Items from a data source
········

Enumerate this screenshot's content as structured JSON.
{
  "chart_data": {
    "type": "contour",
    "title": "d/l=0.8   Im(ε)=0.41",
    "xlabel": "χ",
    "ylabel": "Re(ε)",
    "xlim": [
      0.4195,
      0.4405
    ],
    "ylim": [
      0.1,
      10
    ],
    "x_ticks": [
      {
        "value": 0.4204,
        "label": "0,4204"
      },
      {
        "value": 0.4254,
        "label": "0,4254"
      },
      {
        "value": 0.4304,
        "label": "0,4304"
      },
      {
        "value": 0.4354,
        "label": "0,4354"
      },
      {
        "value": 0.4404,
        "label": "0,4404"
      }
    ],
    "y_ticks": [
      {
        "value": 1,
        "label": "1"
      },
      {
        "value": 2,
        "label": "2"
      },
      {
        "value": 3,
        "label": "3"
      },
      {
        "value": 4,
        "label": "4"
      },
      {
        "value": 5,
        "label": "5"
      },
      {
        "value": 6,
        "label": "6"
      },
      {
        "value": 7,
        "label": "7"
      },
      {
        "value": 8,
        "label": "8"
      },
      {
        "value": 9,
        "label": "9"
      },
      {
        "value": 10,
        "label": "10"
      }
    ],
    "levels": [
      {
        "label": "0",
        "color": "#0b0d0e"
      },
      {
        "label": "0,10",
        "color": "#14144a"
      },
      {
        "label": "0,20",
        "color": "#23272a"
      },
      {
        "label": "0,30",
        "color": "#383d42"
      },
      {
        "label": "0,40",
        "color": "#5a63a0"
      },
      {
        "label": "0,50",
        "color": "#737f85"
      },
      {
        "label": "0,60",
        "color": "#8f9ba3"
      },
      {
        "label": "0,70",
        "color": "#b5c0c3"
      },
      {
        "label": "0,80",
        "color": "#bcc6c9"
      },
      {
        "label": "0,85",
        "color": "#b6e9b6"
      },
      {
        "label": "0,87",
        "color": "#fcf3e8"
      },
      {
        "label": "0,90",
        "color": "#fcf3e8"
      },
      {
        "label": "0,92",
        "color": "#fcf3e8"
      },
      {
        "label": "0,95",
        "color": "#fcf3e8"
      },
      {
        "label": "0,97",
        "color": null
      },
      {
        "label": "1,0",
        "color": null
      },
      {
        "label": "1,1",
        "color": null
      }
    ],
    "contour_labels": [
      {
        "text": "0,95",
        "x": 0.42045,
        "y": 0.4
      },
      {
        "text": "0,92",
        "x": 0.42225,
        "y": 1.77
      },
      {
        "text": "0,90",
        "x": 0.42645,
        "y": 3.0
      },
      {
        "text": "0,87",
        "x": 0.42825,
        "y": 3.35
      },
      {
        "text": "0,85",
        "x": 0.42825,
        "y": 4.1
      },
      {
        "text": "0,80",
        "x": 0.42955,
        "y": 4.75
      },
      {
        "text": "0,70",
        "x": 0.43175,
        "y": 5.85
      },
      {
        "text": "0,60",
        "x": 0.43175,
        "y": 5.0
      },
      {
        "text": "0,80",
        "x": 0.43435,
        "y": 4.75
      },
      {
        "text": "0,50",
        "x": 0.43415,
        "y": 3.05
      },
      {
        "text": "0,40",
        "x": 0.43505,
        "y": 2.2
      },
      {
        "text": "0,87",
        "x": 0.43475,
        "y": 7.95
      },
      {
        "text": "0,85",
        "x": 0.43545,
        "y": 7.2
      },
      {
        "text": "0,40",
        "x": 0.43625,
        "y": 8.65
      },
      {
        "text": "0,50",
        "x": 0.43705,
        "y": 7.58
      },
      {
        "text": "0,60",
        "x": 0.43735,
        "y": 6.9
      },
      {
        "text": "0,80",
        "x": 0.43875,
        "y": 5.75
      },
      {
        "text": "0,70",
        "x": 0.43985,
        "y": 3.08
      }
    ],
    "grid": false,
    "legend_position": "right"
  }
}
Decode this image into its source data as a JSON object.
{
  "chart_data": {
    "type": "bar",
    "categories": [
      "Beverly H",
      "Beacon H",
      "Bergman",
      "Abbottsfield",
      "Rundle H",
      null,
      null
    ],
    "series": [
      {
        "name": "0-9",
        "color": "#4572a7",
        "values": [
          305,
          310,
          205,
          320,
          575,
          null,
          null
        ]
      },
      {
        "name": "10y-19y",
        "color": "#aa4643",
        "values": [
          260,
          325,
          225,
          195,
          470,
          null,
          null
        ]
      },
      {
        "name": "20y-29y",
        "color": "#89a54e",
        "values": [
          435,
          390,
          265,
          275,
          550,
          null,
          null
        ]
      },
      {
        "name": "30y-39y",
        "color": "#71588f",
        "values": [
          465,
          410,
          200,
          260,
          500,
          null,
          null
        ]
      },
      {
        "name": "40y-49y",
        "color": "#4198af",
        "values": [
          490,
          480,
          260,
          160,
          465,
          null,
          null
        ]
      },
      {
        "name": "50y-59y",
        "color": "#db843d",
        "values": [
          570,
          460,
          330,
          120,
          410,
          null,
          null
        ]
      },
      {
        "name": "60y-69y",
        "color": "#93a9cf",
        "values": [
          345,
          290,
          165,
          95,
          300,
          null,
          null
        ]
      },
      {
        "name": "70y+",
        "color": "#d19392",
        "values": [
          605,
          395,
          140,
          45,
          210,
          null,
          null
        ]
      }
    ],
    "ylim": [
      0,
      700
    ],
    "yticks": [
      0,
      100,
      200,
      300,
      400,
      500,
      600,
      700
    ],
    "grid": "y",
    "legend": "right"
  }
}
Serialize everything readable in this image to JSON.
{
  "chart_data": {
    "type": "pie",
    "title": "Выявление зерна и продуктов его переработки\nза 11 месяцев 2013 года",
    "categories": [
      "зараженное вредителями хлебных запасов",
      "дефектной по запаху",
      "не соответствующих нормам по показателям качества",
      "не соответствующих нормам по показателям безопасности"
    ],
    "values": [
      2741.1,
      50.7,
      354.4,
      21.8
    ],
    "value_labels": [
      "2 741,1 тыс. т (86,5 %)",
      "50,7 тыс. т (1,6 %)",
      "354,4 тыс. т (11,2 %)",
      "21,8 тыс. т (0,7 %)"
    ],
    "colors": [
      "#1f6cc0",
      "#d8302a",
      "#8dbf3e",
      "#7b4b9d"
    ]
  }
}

········

### Task
Quote every entry exactly.

### Full response
Enumerate this screenshot's content as structured JSON.
{
  "chart_data": {
    "type": "contour",
    "title": "d/l=0.8   Im(ε)=0.41",
    "xlabel": "χ",
    "ylabel": "Re(ε)",
    "xlim": [
      0.4195,
      0.4405
    ],
    "ylim": [
      0.1,
      10
    ],
    "x_ticks": [
      {
        "value": 0.4204,
        "label": "0,4204"
      },
      {
        "value": 0.4254,
        "label": "0,4254"
      },
      {
        "value": 0.4304,
        "label": "0,4304"
      },
      {
        "value": 0.4354,
        "label": "0,4354"
      },
      {
        "value": 0.4404,
        "label": "0,4404"
      }
    ],
    "y_ticks": [
      {
        "value": 1,
        "label": "1"
      },
      {
        "value": 2,
        "label": "2"
      },
      {
        "value": 3,
        "label": "3"
      },
      {
        "value": 4,
        "label": "4"
      },
      {
        "value": 5,
        "label": "5"
      },
      {
        "value": 6,
        "label": "6"
      },
      {
        "value": 7,
        "label": "7"
      },
      {
        "value": 8,
        "label": "8"
      },
      {
        "value": 9,
        "label": "9"
      },
      {
        "value": 10,
        "label": "10"
      }
    ],
    "levels": [
      {
        "label": "0",
        "color": "#0b0d0e"
      },
      {
        "label": "0,10",
        "color": "#14144a"
      },
      {
        "label": "0,20",
        "color": "#23272a"
      },
      {
        "label": "0,30",
        "color": "#383d42"
      },
      {
        "label": "0,40",
        "color": "#5a63a0"
      },
      {
        "label": "0,50",
        "color": "#737f85"
      },
      {
        "label": "0,60",
        "color": "#8f9ba3"
      },
      {
        "label": "0,70",
        "color": "#b5c0c3"
      },
      {
        "label": "0,80",
        "color": "#bcc6c9"
      },
      {
        "label": "0,85",
        "color": "#b6e9b6"
      },
      {
        "label": "0,87",
        "color": "#fcf3e8"
      },
      {
        "label": "0,90",
        "color": "#fcf3e8"
      },
      {
        "label": "0,92",
        "color": "#fcf3e8"
      },
      {
        "label": "0,95",
        "color": "#fcf3e8"
      },
      {
        "label": "0,97",
        "color": null
      },
      {
        "label": "1,0",
        "color": null
      },
      {
        "label": "1,1",
        "color": null
      }
    ],
    "contour_labels": [
      {
        "text": "0,95",
        "x": 0.42045,
        "y": 0.4
      },
      {
        "text": "0,92",
        "x": 0.42225,
        "y": 1.77
      },
      {
        "text": "0,90",
        "x": 0.42645,
        "y": 3.0
      },
      {
        "text": "0,87",
        "x": 0.42825,
        "y": 3.35
      },
      {
        "text": "0,85",
        "x": 0.42825,
        "y": 4.1
      },
      {
        "text": "0,80",
        "x": 0.42955,
        "y": 4.75
      },
      {
        "text": "0,70",
        "x": 0.43175,
        "y": 5.85
      },
      {
        "text": "0,60",
        "x": 0.43175,
        "y": 5.0
      },
      {
        "text": "0,80",
        "x": 0.43435,
        "y": 4.75
      },
      {
        "text": "0,50",
        "x": 0.43415,
        "y": 3.05
      },
      {
        "text": "0,40",
        "x": 0.43505,
        "y": 2.2
      },
      {
        "text": "0,87",
        "x": 0.43475,
        "y": 7.95
      },
      {
        "text": "0,85",
        "x": 0.43545,
        "y": 7.2
      },
      {
        "text": "0,40",
        "x": 0.43625,
        "y": 8.65
      },
      {
        "text": "0,50",
        "x": 0.43705,
        "y": 7.58
      },
      {
        "text": "0,60",
        "x": 0.43735,
        "y": 6.9
      },
      {
        "text": "0,80",
        "x": 0.43875,
        "y": 5.75
      },
      {
        "text": "0,70",
        "x": 0.43985,
        "y": 3.08
      }
    ],
    "grid": false,
    "legend_position": "right"
  }
}
Decode this image into its source data as a JSON object.
{
  "chart_data": {
    "type": "bar",
    "categories": [
      "Beverly H",
      "Beacon H",
      "Bergman",
      "Abbottsfield",
      "Rundle H",
      null,
      null
    ],
    "series": [
      {
        "name": "0-9",
        "color": "#4572a7",
        "values": [
          305,
          310,
          205,
          320,
          575,
          null,
          null
        ]
      },
      {
        "name": "10y-19y",
        "color": "#aa4643",
        "values": [
          260,
          325,
          225,
          195,
          470,
          null,
          null
        ]
      },
      {
        "name": "20y-29y",
        "color": "#89a54e",
        "values": [
          435,
          390,
          265,
          275,
          550,
          null,
          null
        ]
      },
      {
        "name": "30y-39y",
        "color": "#71588f",
        "values": [
          465,
          410,
          200,
          260,
          500,
          null,
          null
        ]
      },
      {
        "name": "40y-49y",
        "color": "#4198af",
        "values": [
          490,
          480,
          260,
          160,
          465,
          null,
          null
        ]
      },
      {
        "name": "50y-59y",
        "color": "#db843d",
        "values": [
          570,
          460,
          330,
          120,
          410,
          null,
          null
        ]
      },
      {
        "name": "60y-69y",
        "color": "#93a9cf",
        "values": [
          345,
          290,
          165,
          95,
          300,
          null,
          null
        ]
      },
      {
        "name": "70y+",
        "color": "#d19392",
        "values": [
          605,
          395,
          140,
          45,
          210,
          null,
          null
        ]
      }
    ],
    "ylim": [
      0,
      700
    ],
    "yticks": [
      0,
      100,
      200,
      300,
      400,
      500,
      600,
      700
    ],
    "grid": "y",
    "legend": "right"
  }
}
Serialize everything readable in this image to JSON.
{
  "chart_data": {
    "type": "pie",
    "title": "Выявление зерна и продуктов его переработки\nза 11 месяцев 2013 года",
    "categories": [
      "зараженное вредителями хлебных запасов",
      "дефектной по запаху",
      "не соответствующих нормам по показателям качества",
      "не соответствующих нормам по показателям безопасности"
    ],
    "values": [
      2741.1,
      50.7,
      354.4,
      21.8
    ],
    "value_labels": [
      "2 741,1 тыс. т (86,5 %)",
      "50,7 тыс. т (1,6 %)",
      "354,4 тыс. т (11,2 %)",
      "21,8 тыс. т (0,7 %)"
    ],
    "colors": [
      "#1f6cc0",
      "#d8302a",
      "#8dbf3e",
      "#7b4b9d"
    ]
  }
}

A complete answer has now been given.